[The data]
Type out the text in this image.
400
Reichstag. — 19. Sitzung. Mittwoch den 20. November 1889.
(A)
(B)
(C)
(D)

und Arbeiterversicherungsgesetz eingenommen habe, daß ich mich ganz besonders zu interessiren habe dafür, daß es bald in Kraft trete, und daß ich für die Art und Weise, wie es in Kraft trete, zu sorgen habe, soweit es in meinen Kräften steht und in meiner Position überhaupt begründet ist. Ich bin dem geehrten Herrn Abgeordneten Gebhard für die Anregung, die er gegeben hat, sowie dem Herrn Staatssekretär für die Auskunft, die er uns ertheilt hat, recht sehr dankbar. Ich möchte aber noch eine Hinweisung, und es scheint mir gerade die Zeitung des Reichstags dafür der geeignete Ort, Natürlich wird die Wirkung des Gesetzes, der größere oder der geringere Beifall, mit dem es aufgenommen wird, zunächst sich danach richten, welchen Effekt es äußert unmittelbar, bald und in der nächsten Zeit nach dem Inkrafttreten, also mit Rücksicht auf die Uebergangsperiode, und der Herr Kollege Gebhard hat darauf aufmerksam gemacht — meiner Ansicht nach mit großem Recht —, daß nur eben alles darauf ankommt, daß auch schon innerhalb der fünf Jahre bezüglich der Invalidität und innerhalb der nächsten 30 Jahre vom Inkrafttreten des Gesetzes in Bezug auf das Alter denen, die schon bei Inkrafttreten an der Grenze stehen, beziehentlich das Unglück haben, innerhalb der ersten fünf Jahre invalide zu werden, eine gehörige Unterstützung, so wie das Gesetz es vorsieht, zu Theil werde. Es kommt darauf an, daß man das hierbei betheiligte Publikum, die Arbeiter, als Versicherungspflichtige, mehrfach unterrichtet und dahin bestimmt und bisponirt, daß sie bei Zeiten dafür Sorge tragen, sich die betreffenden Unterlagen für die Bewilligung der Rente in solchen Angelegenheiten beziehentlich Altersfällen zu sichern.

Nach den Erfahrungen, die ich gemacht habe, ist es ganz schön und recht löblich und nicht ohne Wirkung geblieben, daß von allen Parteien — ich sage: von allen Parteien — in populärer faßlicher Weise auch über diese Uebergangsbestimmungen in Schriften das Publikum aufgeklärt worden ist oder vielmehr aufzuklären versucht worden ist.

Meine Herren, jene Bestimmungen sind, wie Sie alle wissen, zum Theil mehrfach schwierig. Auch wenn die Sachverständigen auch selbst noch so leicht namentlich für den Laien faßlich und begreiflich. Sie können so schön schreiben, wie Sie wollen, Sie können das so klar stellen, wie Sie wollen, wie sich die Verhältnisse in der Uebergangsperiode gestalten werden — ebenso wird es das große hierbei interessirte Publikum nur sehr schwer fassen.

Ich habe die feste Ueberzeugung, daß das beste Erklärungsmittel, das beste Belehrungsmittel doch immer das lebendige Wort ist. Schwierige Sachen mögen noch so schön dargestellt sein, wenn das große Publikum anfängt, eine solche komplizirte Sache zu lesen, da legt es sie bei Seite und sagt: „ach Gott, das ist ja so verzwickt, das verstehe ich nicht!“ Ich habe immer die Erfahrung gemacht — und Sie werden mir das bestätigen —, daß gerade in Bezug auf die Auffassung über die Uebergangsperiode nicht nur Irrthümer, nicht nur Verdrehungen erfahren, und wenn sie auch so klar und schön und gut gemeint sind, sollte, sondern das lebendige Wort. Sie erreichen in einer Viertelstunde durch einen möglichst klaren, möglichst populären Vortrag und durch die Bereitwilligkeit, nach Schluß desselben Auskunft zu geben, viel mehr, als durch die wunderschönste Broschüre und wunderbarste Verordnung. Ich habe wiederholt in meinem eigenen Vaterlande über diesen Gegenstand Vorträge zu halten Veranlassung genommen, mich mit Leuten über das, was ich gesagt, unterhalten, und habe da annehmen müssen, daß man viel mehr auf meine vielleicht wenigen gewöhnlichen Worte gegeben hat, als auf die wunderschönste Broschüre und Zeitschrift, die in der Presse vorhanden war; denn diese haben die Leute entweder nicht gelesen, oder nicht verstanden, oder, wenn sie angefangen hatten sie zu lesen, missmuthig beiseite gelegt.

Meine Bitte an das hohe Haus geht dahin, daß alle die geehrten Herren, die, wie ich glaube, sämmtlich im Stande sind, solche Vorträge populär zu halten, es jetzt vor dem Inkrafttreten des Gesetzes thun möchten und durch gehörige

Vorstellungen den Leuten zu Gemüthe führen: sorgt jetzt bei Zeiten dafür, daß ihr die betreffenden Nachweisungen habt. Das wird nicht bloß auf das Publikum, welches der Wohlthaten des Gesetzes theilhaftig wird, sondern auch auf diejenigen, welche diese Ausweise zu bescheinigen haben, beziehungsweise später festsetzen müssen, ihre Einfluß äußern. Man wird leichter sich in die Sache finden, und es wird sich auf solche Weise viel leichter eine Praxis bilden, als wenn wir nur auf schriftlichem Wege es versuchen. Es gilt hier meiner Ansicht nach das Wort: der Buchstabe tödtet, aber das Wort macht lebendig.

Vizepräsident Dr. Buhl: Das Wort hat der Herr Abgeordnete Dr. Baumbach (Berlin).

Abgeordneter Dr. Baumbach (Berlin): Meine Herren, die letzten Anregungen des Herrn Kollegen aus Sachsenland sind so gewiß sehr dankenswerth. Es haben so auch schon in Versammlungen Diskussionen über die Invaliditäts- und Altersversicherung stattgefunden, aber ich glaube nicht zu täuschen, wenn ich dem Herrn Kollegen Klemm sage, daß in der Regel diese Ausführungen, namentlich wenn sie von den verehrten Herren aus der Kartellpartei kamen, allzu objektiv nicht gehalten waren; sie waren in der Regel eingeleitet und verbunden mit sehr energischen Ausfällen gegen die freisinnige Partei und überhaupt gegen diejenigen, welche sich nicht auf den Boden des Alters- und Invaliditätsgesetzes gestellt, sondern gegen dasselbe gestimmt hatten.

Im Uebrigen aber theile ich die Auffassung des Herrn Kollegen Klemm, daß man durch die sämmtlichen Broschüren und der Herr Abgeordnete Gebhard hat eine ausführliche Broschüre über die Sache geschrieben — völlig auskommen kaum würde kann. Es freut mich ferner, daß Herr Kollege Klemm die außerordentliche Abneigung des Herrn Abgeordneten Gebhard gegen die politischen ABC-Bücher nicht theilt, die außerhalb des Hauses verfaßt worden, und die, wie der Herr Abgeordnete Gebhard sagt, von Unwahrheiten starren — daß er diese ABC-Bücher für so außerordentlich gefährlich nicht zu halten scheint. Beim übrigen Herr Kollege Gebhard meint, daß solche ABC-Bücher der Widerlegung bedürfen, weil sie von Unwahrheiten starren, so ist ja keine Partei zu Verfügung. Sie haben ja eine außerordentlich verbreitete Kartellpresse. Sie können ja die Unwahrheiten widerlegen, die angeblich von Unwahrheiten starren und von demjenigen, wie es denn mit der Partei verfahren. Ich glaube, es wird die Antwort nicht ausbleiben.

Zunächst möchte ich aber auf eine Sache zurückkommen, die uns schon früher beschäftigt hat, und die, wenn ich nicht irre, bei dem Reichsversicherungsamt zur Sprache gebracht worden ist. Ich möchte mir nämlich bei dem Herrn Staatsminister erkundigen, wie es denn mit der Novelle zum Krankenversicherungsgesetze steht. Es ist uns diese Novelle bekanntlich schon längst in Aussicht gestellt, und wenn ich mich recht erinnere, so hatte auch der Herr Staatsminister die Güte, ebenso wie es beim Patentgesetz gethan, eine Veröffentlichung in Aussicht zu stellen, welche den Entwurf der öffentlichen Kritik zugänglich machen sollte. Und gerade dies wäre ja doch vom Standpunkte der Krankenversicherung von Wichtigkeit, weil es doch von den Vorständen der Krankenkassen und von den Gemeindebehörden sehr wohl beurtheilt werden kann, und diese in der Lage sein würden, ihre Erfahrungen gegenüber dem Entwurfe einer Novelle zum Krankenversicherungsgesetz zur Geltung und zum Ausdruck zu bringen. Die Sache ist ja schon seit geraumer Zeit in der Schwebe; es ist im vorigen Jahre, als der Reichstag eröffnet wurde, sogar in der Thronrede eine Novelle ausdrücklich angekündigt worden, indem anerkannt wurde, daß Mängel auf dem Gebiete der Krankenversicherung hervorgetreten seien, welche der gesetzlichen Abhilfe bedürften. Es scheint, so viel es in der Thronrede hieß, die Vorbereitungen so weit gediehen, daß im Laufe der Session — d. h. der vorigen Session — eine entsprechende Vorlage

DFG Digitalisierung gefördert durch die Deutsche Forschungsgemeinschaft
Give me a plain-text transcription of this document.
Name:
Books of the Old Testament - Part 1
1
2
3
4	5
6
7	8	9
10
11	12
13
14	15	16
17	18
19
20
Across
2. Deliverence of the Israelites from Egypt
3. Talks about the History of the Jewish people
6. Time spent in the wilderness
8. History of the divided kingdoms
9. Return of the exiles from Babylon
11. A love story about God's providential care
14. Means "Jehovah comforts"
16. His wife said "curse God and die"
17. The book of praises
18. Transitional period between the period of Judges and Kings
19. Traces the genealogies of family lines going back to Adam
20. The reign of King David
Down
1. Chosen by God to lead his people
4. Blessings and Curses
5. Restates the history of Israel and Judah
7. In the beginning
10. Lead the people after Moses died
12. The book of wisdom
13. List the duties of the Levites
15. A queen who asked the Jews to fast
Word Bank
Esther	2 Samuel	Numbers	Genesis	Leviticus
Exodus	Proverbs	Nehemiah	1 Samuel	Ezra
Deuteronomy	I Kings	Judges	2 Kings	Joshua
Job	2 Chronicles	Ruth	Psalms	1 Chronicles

[What you should do] Reproduce each line of the material that mentions "Judges".

[Exercise solution]
18. Transitional period between the period of Judges and Kings
Deuteronomy	I Kings	Judges	2 Kings	Joshua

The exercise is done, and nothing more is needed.